TASK TO COMPLETE:
Set down every entry again word for word, please, but skip the pictures.

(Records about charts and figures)
----

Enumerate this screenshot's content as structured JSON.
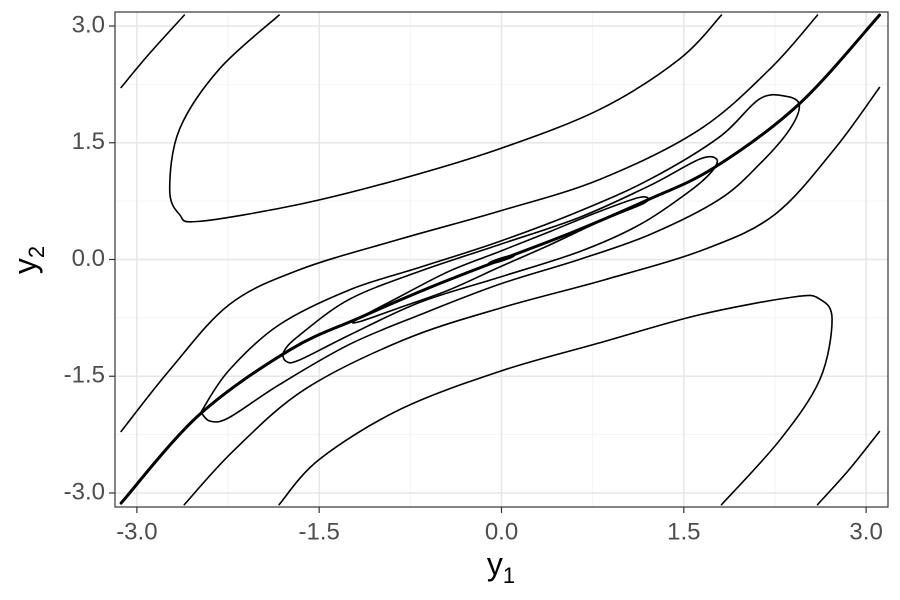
{
  "chart_data": {
    "type": "contour",
    "x_label": "y",
    "x_label_sub": "1",
    "y_label": "y",
    "y_label_sub": "2",
    "xlim": [
      -3.18,
      3.18
    ],
    "ylim": [
      -3.18,
      3.18
    ],
    "xticks": [
      {
        "value": -3,
        "label": "-3.0"
      },
      {
        "value": -1.5,
        "label": "-1.5"
      },
      {
        "value": 0,
        "label": "0.0"
      },
      {
        "value": 1.5,
        "label": "1.5"
      },
      {
        "value": 3,
        "label": "3.0"
      }
    ],
    "yticks": [
      {
        "value": -3,
        "label": "-3.0"
      },
      {
        "value": -1.5,
        "label": "-1.5"
      },
      {
        "value": 0,
        "label": "0.0"
      },
      {
        "value": 1.5,
        "label": "1.5"
      },
      {
        "value": 3,
        "label": "3.0"
      }
    ],
    "minor_breaks": [
      -2.25,
      -0.75,
      0.75,
      2.25
    ],
    "grid": true,
    "color": "#000000",
    "series": [
      {
        "closed": false,
        "width": 3,
        "x": [
          -3.13,
          -2.49,
          -1.74,
          -1.17,
          -0.59,
          0,
          0.6,
          1.18,
          1.75,
          2.45,
          3.11
        ],
        "y": [
          -3.13,
          -2.0,
          -1.16,
          -0.75,
          -0.36,
          0,
          0.36,
          0.75,
          1.18,
          2.0,
          3.14
        ]
      },
      {
        "closed": true,
        "width": 3,
        "x": [
          -0.1,
          0,
          0.1,
          0
        ],
        "y": [
          -0.05,
          0.01,
          0.05,
          -0.01
        ]
      },
      {
        "closed": true,
        "width": 1.6,
        "x": [
          -1.19,
          -0.84,
          -0.43,
          -0.02,
          0.4,
          0.81,
          1.14,
          1.18,
          0.81,
          0.4,
          -0.02,
          -0.43,
          -0.84,
          -1.17
        ],
        "y": [
          -0.77,
          -0.48,
          -0.15,
          0.1,
          0.36,
          0.62,
          0.8,
          0.73,
          0.49,
          0.19,
          -0.1,
          -0.39,
          -0.62,
          -0.8
        ]
      },
      {
        "closed": true,
        "width": 1.6,
        "x": [
          -1.79,
          -1.66,
          -1.25,
          -0.67,
          -0.02,
          0.64,
          1.22,
          1.63,
          1.77,
          1.73,
          1.55,
          1.14,
          0.64,
          -0.02,
          -0.67,
          -1.25,
          -1.66,
          -1.77
        ],
        "y": [
          -1.18,
          -0.97,
          -0.51,
          -0.15,
          0.19,
          0.54,
          0.95,
          1.29,
          1.29,
          1.13,
          0.88,
          0.45,
          0.1,
          -0.23,
          -0.55,
          -0.97,
          -1.29,
          -1.31
        ]
      },
      {
        "closed": true,
        "width": 1.6,
        "x": [
          -2.46,
          -2.24,
          -1.83,
          -1.25,
          -0.67,
          -0.02,
          0.64,
          1.22,
          1.79,
          2.12,
          2.33,
          2.45,
          2.37,
          2.12,
          1.79,
          1.22,
          0.64,
          -0.02,
          -0.67,
          -1.25,
          -1.83,
          -2.24,
          -2.39,
          -2.46
        ],
        "y": [
          -1.93,
          -1.42,
          -0.84,
          -0.39,
          -0.1,
          0.23,
          0.62,
          1.03,
          1.57,
          2.06,
          2.1,
          1.99,
          1.67,
          1.22,
          0.77,
          0.32,
          0.0,
          -0.32,
          -0.71,
          -1.09,
          -1.61,
          -2.03,
          -2.08,
          -1.99
        ]
      },
      {
        "closed": false,
        "width": 1.6,
        "x": [
          -3.13,
          -2.73,
          -2.24,
          -1.66,
          -0.84,
          -0.02,
          0.81,
          1.63,
          2.21,
          2.6
        ],
        "y": [
          -2.21,
          -1.42,
          -0.58,
          -0.13,
          0.26,
          0.62,
          1.03,
          1.67,
          2.45,
          3.14
        ]
      },
      {
        "closed": false,
        "width": 1.6,
        "x": [
          3.11,
          2.74,
          2.25,
          1.67,
          0.85,
          0,
          -0.8,
          -1.62,
          -2.2,
          -2.61
        ],
        "y": [
          2.21,
          1.42,
          0.58,
          0.13,
          -0.26,
          -0.62,
          -1.03,
          -1.67,
          -2.45,
          -3.15
        ]
      },
      {
        "closed": false,
        "width": 1.6,
        "x": [
          -1.83,
          -2.32,
          -2.65,
          -2.73,
          -2.65,
          -2.49,
          -1.66,
          -0.84,
          -0.02,
          0.81,
          1.46,
          1.81
        ],
        "y": [
          3.14,
          2.45,
          1.67,
          0.9,
          0.58,
          0.49,
          0.71,
          1.03,
          1.42,
          1.93,
          2.57,
          3.14
        ]
      },
      {
        "closed": false,
        "width": 1.6,
        "x": [
          1.81,
          2.29,
          2.62,
          2.72,
          2.62,
          2.41,
          1.63,
          0.81,
          -0.02,
          -0.84,
          -1.5,
          -1.83
        ],
        "y": [
          -3.15,
          -2.32,
          -1.54,
          -0.77,
          -0.51,
          -0.48,
          -0.71,
          -1.07,
          -1.44,
          -1.93,
          -2.57,
          -3.15
        ]
      },
      {
        "closed": false,
        "width": 1.6,
        "x": [
          -3.13,
          -2.9,
          -2.61
        ],
        "y": [
          2.21,
          2.64,
          3.14
        ]
      },
      {
        "closed": false,
        "width": 1.6,
        "x": [
          2.6,
          2.86,
          3.11
        ],
        "y": [
          -3.15,
          -2.7,
          -2.21
        ]
      }
    ]
  }
}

----

ANSWER TO THE EXERCISE:
Enumerate this screenshot's content as structured JSON.
{
  "chart_data": {
    "type": "contour",
    "x_label": "y",
    "x_label_sub": "1",
    "y_label": "y",
    "y_label_sub": "2",
    "xlim": [
      -3.18,
      3.18
    ],
    "ylim": [
      -3.18,
      3.18
    ],
    "xticks": [
      {
        "value": -3,
        "label": "-3.0"
      },
      {
        "value": -1.5,
        "label": "-1.5"
      },
      {
        "value": 0,
        "label": "0.0"
      },
      {
        "value": 1.5,
        "label": "1.5"
      },
      {
        "value": 3,
        "label": "3.0"
      }
    ],
    "yticks": [
      {
        "value": -3,
        "label": "-3.0"
      },
      {
        "value": -1.5,
        "label": "-1.5"
      },
      {
        "value": 0,
        "label": "0.0"
      },
      {
        "value": 1.5,
        "label": "1.5"
      },
      {
        "value": 3,
        "label": "3.0"
      }
    ],
    "minor_breaks": [
      -2.25,
      -0.75,
      0.75,
      2.25
    ],
    "grid": true,
    "color": "#000000",
    "series": [
      {
        "closed": false,
        "width": 3,
        "x": [
          -3.13,
          -2.49,
          -1.74,
          -1.17,
          -0.59,
          0,
          0.6,
          1.18,
          1.75,
          2.45,
          3.11
        ],
        "y": [
          -3.13,
          -2.0,
          -1.16,
          -0.75,
          -0.36,
          0,
          0.36,
          0.75,
          1.18,
          2.0,
          3.14
        ]
      },
      {
        "closed": true,
        "width": 3,
        "x": [
          -0.1,
          0,
          0.1,
          0
        ],
        "y": [
          -0.05,
          0.01,
          0.05,
          -0.01
        ]
      },
      {
        "closed": true,
        "width": 1.6,
        "x": [
          -1.19,
          -0.84,
          -0.43,
          -0.02,
          0.4,
          0.81,
          1.14,
          1.18,
          0.81,
          0.4,
          -0.02,
          -0.43,
          -0.84,
          -1.17
        ],
        "y": [
          -0.77,
          -0.48,
          -0.15,
          0.1,
          0.36,
          0.62,
          0.8,
          0.73,
          0.49,
          0.19,
          -0.1,
          -0.39,
          -0.62,
          -0.8
        ]
      },
      {
        "closed": true,
        "width": 1.6,
        "x": [
          -1.79,
          -1.66,
          -1.25,
          -0.67,
          -0.02,
          0.64,
          1.22,
          1.63,
          1.77,
          1.73,
          1.55,
          1.14,
          0.64,
          -0.02,
          -0.67,
          -1.25,
          -1.66,
          -1.77
        ],
        "y": [
          -1.18,
          -0.97,
          -0.51,
          -0.15,
          0.19,
          0.54,
          0.95,
          1.29,
          1.29,
          1.13,
          0.88,
          0.45,
          0.1,
          -0.23,
          -0.55,
          -0.97,
          -1.29,
          -1.31
        ]
      },
      {
        "closed": true,
        "width": 1.6,
        "x": [
          -2.46,
          -2.24,
          -1.83,
          -1.25,
          -0.67,
          -0.02,
          0.64,
          1.22,
          1.79,
          2.12,
          2.33,
          2.45,
          2.37,
          2.12,
          1.79,
          1.22,
          0.64,
          -0.02,
          -0.67,
          -1.25,
          -1.83,
          -2.24,
          -2.39,
          -2.46
        ],
        "y": [
          -1.93,
          -1.42,
          -0.84,
          -0.39,
          -0.1,
          0.23,
          0.62,
          1.03,
          1.57,
          2.06,
          2.1,
          1.99,
          1.67,
          1.22,
          0.77,
          0.32,
          0.0,
          -0.32,
          -0.71,
          -1.09,
          -1.61,
          -2.03,
          -2.08,
          -1.99
        ]
      },
      {
        "closed": false,
        "width": 1.6,
        "x": [
          -3.13,
          -2.73,
          -2.24,
          -1.66,
          -0.84,
          -0.02,
          0.81,
          1.63,
          2.21,
          2.6
        ],
        "y": [
          -2.21,
          -1.42,
          -0.58,
          -0.13,
          0.26,
          0.62,
          1.03,
          1.67,
          2.45,
          3.14
        ]
      },
      {
        "closed": false,
        "width": 1.6,
        "x": [
          3.11,
          2.74,
          2.25,
          1.67,
          0.85,
          0,
          -0.8,
          -1.62,
          -2.2,
          -2.61
        ],
        "y": [
          2.21,
          1.42,
          0.58,
          0.13,
          -0.26,
          -0.62,
          -1.03,
          -1.67,
          -2.45,
          -3.15
        ]
      },
      {
        "closed": false,
        "width": 1.6,
        "x": [
          -1.83,
          -2.32,
          -2.65,
          -2.73,
          -2.65,
          -2.49,
          -1.66,
          -0.84,
          -0.02,
          0.81,
          1.46,
          1.81
        ],
        "y": [
          3.14,
          2.45,
          1.67,
          0.9,
          0.58,
          0.49,
          0.71,
          1.03,
          1.42,
          1.93,
          2.57,
          3.14
        ]
      },
      {
        "closed": false,
        "width": 1.6,
        "x": [
          1.81,
          2.29,
          2.62,
          2.72,
          2.62,
          2.41,
          1.63,
          0.81,
          -0.02,
          -0.84,
          -1.5,
          -1.83
        ],
        "y": [
          -3.15,
          -2.32,
          -1.54,
          -0.77,
          -0.51,
          -0.48,
          -0.71,
          -1.07,
          -1.44,
          -1.93,
          -2.57,
          -3.15
        ]
      },
      {
        "closed": false,
        "width": 1.6,
        "x": [
          -3.13,
          -2.9,
          -2.61
        ],
        "y": [
          2.21,
          2.64,
          3.14
        ]
      },
      {
        "closed": false,
        "width": 1.6,
        "x": [
          2.6,
          2.86,
          3.11
        ],
        "y": [
          -3.15,
          -2.7,
          -2.21
        ]
      }
    ]
  }
}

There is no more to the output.